### Aim of the task
Give every line below again, exactly.

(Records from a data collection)
- - - -
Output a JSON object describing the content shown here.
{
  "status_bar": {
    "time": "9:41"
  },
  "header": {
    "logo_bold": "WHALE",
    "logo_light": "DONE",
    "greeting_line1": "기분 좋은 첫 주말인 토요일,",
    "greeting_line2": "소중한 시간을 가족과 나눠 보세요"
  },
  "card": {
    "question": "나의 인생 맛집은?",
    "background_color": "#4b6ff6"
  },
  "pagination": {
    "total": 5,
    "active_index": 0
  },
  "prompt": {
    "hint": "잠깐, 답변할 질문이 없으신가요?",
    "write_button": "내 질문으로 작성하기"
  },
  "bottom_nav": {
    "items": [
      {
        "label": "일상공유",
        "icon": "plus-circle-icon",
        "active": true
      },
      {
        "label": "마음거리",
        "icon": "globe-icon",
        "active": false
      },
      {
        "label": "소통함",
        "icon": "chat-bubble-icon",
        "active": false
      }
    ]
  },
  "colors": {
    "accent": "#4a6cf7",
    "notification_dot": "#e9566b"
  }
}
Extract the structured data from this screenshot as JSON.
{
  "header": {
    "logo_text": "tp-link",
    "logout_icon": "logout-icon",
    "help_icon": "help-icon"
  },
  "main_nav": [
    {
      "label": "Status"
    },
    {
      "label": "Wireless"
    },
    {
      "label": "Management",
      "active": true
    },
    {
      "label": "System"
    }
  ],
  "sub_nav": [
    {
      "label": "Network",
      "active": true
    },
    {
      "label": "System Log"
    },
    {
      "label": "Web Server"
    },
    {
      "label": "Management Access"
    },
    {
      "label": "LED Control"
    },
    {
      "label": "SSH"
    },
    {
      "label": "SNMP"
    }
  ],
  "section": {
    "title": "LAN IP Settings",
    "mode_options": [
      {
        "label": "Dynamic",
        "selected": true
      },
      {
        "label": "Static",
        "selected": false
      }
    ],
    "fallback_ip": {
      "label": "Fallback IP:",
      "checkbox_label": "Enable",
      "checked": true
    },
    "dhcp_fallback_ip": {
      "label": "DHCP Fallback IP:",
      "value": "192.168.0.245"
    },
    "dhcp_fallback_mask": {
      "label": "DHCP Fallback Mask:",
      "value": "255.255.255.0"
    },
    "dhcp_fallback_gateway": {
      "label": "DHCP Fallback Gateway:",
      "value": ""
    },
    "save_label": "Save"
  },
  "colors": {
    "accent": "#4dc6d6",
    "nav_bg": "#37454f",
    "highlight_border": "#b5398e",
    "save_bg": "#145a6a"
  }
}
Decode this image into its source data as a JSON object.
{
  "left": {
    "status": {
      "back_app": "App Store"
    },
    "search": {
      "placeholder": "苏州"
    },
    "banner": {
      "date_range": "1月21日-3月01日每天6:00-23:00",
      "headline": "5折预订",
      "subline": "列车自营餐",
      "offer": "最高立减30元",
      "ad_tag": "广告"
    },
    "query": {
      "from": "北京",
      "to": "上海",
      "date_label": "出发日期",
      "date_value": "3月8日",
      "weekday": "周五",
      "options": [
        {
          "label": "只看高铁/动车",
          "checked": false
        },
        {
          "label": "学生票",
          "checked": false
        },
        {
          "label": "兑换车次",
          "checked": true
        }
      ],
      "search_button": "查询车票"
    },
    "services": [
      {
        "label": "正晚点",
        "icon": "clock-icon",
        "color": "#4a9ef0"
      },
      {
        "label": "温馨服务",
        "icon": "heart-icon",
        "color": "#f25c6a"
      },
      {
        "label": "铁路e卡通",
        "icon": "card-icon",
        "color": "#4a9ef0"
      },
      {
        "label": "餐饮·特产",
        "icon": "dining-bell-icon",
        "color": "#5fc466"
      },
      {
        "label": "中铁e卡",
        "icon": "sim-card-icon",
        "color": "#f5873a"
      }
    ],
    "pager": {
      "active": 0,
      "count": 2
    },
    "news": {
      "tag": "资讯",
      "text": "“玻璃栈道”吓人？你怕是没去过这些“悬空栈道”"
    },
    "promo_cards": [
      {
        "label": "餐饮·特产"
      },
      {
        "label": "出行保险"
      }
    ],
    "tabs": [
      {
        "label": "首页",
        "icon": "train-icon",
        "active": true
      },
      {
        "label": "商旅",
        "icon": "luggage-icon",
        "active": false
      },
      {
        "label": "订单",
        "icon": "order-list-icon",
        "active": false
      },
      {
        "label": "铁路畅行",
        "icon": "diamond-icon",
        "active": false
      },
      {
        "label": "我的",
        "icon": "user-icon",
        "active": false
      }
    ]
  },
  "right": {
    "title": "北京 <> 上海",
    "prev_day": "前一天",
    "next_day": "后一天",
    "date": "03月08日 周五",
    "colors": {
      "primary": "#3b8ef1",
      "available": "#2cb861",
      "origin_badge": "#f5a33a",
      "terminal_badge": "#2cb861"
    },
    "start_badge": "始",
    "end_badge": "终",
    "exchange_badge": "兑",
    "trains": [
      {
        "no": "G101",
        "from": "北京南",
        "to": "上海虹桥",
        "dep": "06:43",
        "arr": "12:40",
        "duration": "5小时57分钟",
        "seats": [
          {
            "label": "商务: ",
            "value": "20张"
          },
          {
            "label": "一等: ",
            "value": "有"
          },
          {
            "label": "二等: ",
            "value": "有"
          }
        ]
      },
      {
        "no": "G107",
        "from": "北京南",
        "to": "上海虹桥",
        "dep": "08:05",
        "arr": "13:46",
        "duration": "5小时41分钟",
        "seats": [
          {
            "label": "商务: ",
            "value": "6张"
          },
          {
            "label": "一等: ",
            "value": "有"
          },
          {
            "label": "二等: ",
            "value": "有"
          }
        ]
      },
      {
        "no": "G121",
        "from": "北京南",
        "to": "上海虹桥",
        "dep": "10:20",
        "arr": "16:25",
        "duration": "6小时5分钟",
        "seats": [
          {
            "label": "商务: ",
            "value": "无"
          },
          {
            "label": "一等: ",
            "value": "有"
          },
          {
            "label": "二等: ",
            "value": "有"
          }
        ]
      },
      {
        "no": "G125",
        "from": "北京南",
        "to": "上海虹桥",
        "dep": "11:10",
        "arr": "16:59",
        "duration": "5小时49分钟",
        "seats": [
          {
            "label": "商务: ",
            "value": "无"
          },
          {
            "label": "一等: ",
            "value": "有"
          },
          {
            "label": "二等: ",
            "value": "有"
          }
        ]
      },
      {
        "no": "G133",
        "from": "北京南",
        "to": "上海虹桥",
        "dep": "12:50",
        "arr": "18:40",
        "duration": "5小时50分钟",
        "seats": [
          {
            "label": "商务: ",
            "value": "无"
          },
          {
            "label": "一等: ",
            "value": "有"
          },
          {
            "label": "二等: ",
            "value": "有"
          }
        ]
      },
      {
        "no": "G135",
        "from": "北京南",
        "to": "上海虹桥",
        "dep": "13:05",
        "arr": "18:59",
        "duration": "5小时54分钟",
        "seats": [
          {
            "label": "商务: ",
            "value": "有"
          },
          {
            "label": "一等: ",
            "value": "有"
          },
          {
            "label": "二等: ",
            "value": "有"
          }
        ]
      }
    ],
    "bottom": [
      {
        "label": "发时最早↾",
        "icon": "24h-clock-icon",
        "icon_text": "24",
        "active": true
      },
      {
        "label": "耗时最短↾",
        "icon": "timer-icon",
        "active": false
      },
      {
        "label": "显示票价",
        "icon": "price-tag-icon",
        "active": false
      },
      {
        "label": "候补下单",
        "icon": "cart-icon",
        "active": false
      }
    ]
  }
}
- - - -
### Written response
Output a JSON object describing the content shown here.
{
  "status_bar": {
    "time": "9:41"
  },
  "header": {
    "logo_bold": "WHALE",
    "logo_light": "DONE",
    "greeting_line1": "기분 좋은 첫 주말인 토요일,",
    "greeting_line2": "소중한 시간을 가족과 나눠 보세요"
  },
  "card": {
    "question": "나의 인생 맛집은?",
    "background_color": "#4b6ff6"
  },
  "pagination": {
    "total": 5,
    "active_index": 0
  },
  "prompt": {
    "hint": "잠깐, 답변할 질문이 없으신가요?",
    "write_button": "내 질문으로 작성하기"
  },
  "bottom_nav": {
    "items": [
      {
        "label": "일상공유",
        "icon": "plus-circle-icon",
        "active": true
      },
      {
        "label": "마음거리",
        "icon": "globe-icon",
        "active": false
      },
      {
        "label": "소통함",
        "icon": "chat-bubble-icon",
        "active": false
      }
    ]
  },
  "colors": {
    "accent": "#4a6cf7",
    "notification_dot": "#e9566b"
  }
}
Extract the structured data from this screenshot as JSON.
{
  "header": {
    "logo_text": "tp-link",
    "logout_icon": "logout-icon",
    "help_icon": "help-icon"
  },
  "main_nav": [
    {
      "label": "Status"
    },
    {
      "label": "Wireless"
    },
    {
      "label": "Management",
      "active": true
    },
    {
      "label": "System"
    }
  ],
  "sub_nav": [
    {
      "label": "Network",
      "active": true
    },
    {
      "label": "System Log"
    },
    {
      "label": "Web Server"
    },
    {
      "label": "Management Access"
    },
    {
      "label": "LED Control"
    },
    {
      "label": "SSH"
    },
    {
      "label": "SNMP"
    }
  ],
  "section": {
    "title": "LAN IP Settings",
    "mode_options": [
      {
        "label": "Dynamic",
        "selected": true
      },
      {
        "label": "Static",
        "selected": false
      }
    ],
    "fallback_ip": {
      "label": "Fallback IP:",
      "checkbox_label": "Enable",
      "checked": true
    },
    "dhcp_fallback_ip": {
      "label": "DHCP Fallback IP:",
      "value": "192.168.0.245"
    },
    "dhcp_fallback_mask": {
      "label": "DHCP Fallback Mask:",
      "value": "255.255.255.0"
    },
    "dhcp_fallback_gateway": {
      "label": "DHCP Fallback Gateway:",
      "value": ""
    },
    "save_label": "Save"
  },
  "colors": {
    "accent": "#4dc6d6",
    "nav_bg": "#37454f",
    "highlight_border": "#b5398e",
    "save_bg": "#145a6a"
  }
}
Decode this image into its source data as a JSON object.
{
  "left": {
    "status": {
      "back_app": "App Store"
    },
    "search": {
      "placeholder": "苏州"
    },
    "banner": {
      "date_range": "1月21日-3月01日每天6:00-23:00",
      "headline": "5折预订",
      "subline": "列车自营餐",
      "offer": "最高立减30元",
      "ad_tag": "广告"
    },
    "query": {
      "from": "北京",
      "to": "上海",
      "date_label": "出发日期",
      "date_value": "3月8日",
      "weekday": "周五",
      "options": [
        {
          "label": "只看高铁/动车",
          "checked": false
        },
        {
          "label": "学生票",
          "checked": false
        },
        {
          "label": "兑换车次",
          "checked": true
        }
      ],
      "search_button": "查询车票"
    },
    "services": [
      {
        "label": "正晚点",
        "icon": "clock-icon",
        "color": "#4a9ef0"
      },
      {
        "label": "温馨服务",
        "icon": "heart-icon",
        "color": "#f25c6a"
      },
      {
        "label": "铁路e卡通",
        "icon": "card-icon",
        "color": "#4a9ef0"
      },
      {
        "label": "餐饮·特产",
        "icon": "dining-bell-icon",
        "color": "#5fc466"
      },
      {
        "label": "中铁e卡",
        "icon": "sim-card-icon",
        "color": "#f5873a"
      }
    ],
    "pager": {
      "active": 0,
      "count": 2
    },
    "news": {
      "tag": "资讯",
      "text": "“玻璃栈道”吓人？你怕是没去过这些“悬空栈道”"
    },
    "promo_cards": [
      {
        "label": "餐饮·特产"
      },
      {
        "label": "出行保险"
      }
    ],
    "tabs": [
      {
        "label": "首页",
        "icon": "train-icon",
        "active": true
      },
      {
        "label": "商旅",
        "icon": "luggage-icon",
        "active": false
      },
      {
        "label": "订单",
        "icon": "order-list-icon",
        "active": false
      },
      {
        "label": "铁路畅行",
        "icon": "diamond-icon",
        "active": false
      },
      {
        "label": "我的",
        "icon": "user-icon",
        "active": false
      }
    ]
  },
  "right": {
    "title": "北京 <> 上海",
    "prev_day": "前一天",
    "next_day": "后一天",
    "date": "03月08日 周五",
    "colors": {
      "primary": "#3b8ef1",
      "available": "#2cb861",
      "origin_badge": "#f5a33a",
      "terminal_badge": "#2cb861"
    },
    "start_badge": "始",
    "end_badge": "终",
    "exchange_badge": "兑",
    "trains": [
      {
        "no": "G101",
        "from": "北京南",
        "to": "上海虹桥",
        "dep": "06:43",
        "arr": "12:40",
        "duration": "5小时57分钟",
        "seats": [
          {
            "label": "商务: ",
            "value": "20张"
          },
          {
            "label": "一等: ",
            "value": "有"
          },
          {
            "label": "二等: ",
            "value": "有"
          }
        ]
      },
      {
        "no": "G107",
        "from": "北京南",
        "to": "上海虹桥",
        "dep": "08:05",
        "arr": "13:46",
        "duration": "5小时41分钟",
        "seats": [
          {
            "label": "商务: ",
            "value": "6张"
          },
          {
            "label": "一等: ",
            "value": "有"
          },
          {
            "label": "二等: ",
            "value": "有"
          }
        ]
      },
      {
        "no": "G121",
        "from": "北京南",
        "to": "上海虹桥",
        "dep": "10:20",
        "arr": "16:25",
        "duration": "6小时5分钟",
        "seats": [
          {
            "label": "商务: ",
            "value": "无"
          },
          {
            "label": "一等: ",
            "value": "有"
          },
          {
            "label": "二等: ",
            "value": "有"
          }
        ]
      },
      {
        "no": "G125",
        "from": "北京南",
        "to": "上海虹桥",
        "dep": "11:10",
        "arr": "16:59",
        "duration": "5小时49分钟",
        "seats": [
          {
            "label": "商务: ",
            "value": "无"
          },
          {
            "label": "一等: ",
            "value": "有"
          },
          {
            "label": "二等: ",
            "value": "有"
          }
        ]
      },
      {
        "no": "G133",
        "from": "北京南",
        "to": "上海虹桥",
        "dep": "12:50",
        "arr": "18:40",
        "duration": "5小时50分钟",
        "seats": [
          {
            "label": "商务: ",
            "value": "无"
          },
          {
            "label": "一等: ",
            "value": "有"
          },
          {
            "label": "二等: ",
            "value": "有"
          }
        ]
      },
      {
        "no": "G135",
        "from": "北京南",
        "to": "上海虹桥",
        "dep": "13:05",
        "arr": "18:59",
        "duration": "5小时54分钟",
        "seats": [
          {
            "label": "商务: ",
            "value": "有"
          },
          {
            "label": "一等: ",
            "value": "有"
          },
          {
            "label": "二等: ",
            "value": "有"
          }
        ]
      }
    ],
    "bottom": [
      {
        "label": "发时最早↾",
        "icon": "24h-clock-icon",
        "icon_text": "24",
        "active": true
      },
      {
        "label": "耗时最短↾",
        "icon": "timer-icon",
        "active": false
      },
      {
        "label": "显示票价",
        "icon": "price-tag-icon",
        "active": false
      },
      {
        "label": "候补下单",
        "icon": "cart-icon",
        "active": false
      }
    ]
  }
}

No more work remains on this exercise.